Problem description:
Please output the lines shown below exactly as they appear.

··· Record extracts ···

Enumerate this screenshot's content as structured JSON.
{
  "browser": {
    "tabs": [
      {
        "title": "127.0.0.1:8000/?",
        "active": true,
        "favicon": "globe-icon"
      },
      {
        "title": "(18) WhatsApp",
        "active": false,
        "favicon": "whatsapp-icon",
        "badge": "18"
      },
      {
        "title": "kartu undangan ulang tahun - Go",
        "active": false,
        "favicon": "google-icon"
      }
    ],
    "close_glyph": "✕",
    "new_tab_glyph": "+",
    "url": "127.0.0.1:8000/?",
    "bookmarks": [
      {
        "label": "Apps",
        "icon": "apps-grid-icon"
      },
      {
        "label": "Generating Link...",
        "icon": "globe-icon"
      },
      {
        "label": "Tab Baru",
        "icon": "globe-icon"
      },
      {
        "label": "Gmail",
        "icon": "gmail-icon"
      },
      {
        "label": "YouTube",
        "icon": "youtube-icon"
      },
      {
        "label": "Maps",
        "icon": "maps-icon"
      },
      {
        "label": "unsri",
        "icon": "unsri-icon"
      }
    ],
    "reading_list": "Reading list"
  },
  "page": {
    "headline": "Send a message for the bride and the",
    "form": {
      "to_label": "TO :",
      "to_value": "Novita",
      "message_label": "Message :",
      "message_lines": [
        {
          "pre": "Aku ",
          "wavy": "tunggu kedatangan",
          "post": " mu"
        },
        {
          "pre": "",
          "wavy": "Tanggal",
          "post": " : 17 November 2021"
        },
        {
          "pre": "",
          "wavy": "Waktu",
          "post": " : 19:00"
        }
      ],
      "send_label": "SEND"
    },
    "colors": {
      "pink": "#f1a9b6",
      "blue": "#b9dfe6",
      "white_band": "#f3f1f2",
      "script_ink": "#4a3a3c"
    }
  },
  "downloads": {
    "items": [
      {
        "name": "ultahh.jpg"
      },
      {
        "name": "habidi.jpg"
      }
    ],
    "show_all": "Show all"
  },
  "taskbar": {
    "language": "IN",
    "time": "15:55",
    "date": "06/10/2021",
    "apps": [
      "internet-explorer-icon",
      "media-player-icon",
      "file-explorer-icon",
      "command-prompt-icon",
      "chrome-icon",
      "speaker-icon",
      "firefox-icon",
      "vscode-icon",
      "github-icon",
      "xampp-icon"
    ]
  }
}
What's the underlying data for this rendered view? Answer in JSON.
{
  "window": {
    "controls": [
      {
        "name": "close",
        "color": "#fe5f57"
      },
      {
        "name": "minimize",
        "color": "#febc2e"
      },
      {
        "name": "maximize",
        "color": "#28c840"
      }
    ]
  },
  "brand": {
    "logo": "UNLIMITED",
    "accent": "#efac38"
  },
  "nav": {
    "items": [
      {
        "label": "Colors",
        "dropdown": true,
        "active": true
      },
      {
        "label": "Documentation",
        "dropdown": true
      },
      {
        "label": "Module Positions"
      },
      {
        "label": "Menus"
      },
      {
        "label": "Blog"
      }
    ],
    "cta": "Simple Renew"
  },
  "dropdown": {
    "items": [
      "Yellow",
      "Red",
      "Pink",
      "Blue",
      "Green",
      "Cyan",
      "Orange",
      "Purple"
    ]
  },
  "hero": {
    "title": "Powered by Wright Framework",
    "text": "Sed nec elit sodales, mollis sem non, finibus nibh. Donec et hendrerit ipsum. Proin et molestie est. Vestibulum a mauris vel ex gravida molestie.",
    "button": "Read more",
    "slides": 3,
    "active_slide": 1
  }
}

···

Exercise response:
Enumerate this screenshot's content as structured JSON.
{
  "browser": {
    "tabs": [
      {
        "title": "127.0.0.1:8000/?",
        "active": true,
        "favicon": "globe-icon"
      },
      {
        "title": "(18) WhatsApp",
        "active": false,
        "favicon": "whatsapp-icon",
        "badge": "18"
      },
      {
        "title": "kartu undangan ulang tahun - Go",
        "active": false,
        "favicon": "google-icon"
      }
    ],
    "close_glyph": "✕",
    "new_tab_glyph": "+",
    "url": "127.0.0.1:8000/?",
    "bookmarks": [
      {
        "label": "Apps",
        "icon": "apps-grid-icon"
      },
      {
        "label": "Generating Link...",
        "icon": "globe-icon"
      },
      {
        "label": "Tab Baru",
        "icon": "globe-icon"
      },
      {
        "label": "Gmail",
        "icon": "gmail-icon"
      },
      {
        "label": "YouTube",
        "icon": "youtube-icon"
      },
      {
        "label": "Maps",
        "icon": "maps-icon"
      },
      {
        "label": "unsri",
        "icon": "unsri-icon"
      }
    ],
    "reading_list": "Reading list"
  },
  "page": {
    "headline": "Send a message for the bride and the",
    "form": {
      "to_label": "TO :",
      "to_value": "Novita",
      "message_label": "Message :",
      "message_lines": [
        {
          "pre": "Aku ",
          "wavy": "tunggu kedatangan",
          "post": " mu"
        },
        {
          "pre": "",
          "wavy": "Tanggal",
          "post": " : 17 November 2021"
        },
        {
          "pre": "",
          "wavy": "Waktu",
          "post": " : 19:00"
        }
      ],
      "send_label": "SEND"
    },
    "colors": {
      "pink": "#f1a9b6",
      "blue": "#b9dfe6",
      "white_band": "#f3f1f2",
      "script_ink": "#4a3a3c"
    }
  },
  "downloads": {
    "items": [
      {
        "name": "ultahh.jpg"
      },
      {
        "name": "habidi.jpg"
      }
    ],
    "show_all": "Show all"
  },
  "taskbar": {
    "language": "IN",
    "time": "15:55",
    "date": "06/10/2021",
    "apps": [
      "internet-explorer-icon",
      "media-player-icon",
      "file-explorer-icon",
      "command-prompt-icon",
      "chrome-icon",
      "speaker-icon",
      "firefox-icon",
      "vscode-icon",
      "github-icon",
      "xampp-icon"
    ]
  }
}
What's the underlying data for this rendered view? Answer in JSON.
{
  "window": {
    "controls": [
      {
        "name": "close",
        "color": "#fe5f57"
      },
      {
        "name": "minimize",
        "color": "#febc2e"
      },
      {
        "name": "maximize",
        "color": "#28c840"
      }
    ]
  },
  "brand": {
    "logo": "UNLIMITED",
    "accent": "#efac38"
  },
  "nav": {
    "items": [
      {
        "label": "Colors",
        "dropdown": true,
        "active": true
      },
      {
        "label": "Documentation",
        "dropdown": true
      },
      {
        "label": "Module Positions"
      },
      {
        "label": "Menus"
      },
      {
        "label": "Blog"
      }
    ],
    "cta": "Simple Renew"
  },
  "dropdown": {
    "items": [
      "Yellow",
      "Red",
      "Pink",
      "Blue",
      "Green",
      "Cyan",
      "Orange",
      "Purple"
    ]
  },
  "hero": {
    "title": "Powered by Wright Framework",
    "text": "Sed nec elit sodales, mollis sem non, finibus nibh. Donec et hendrerit ipsum. Proin et molestie est. Vestibulum a mauris vel ex gravida molestie.",
    "button": "Read more",
    "slides": 3,
    "active_slide": 1
  }
}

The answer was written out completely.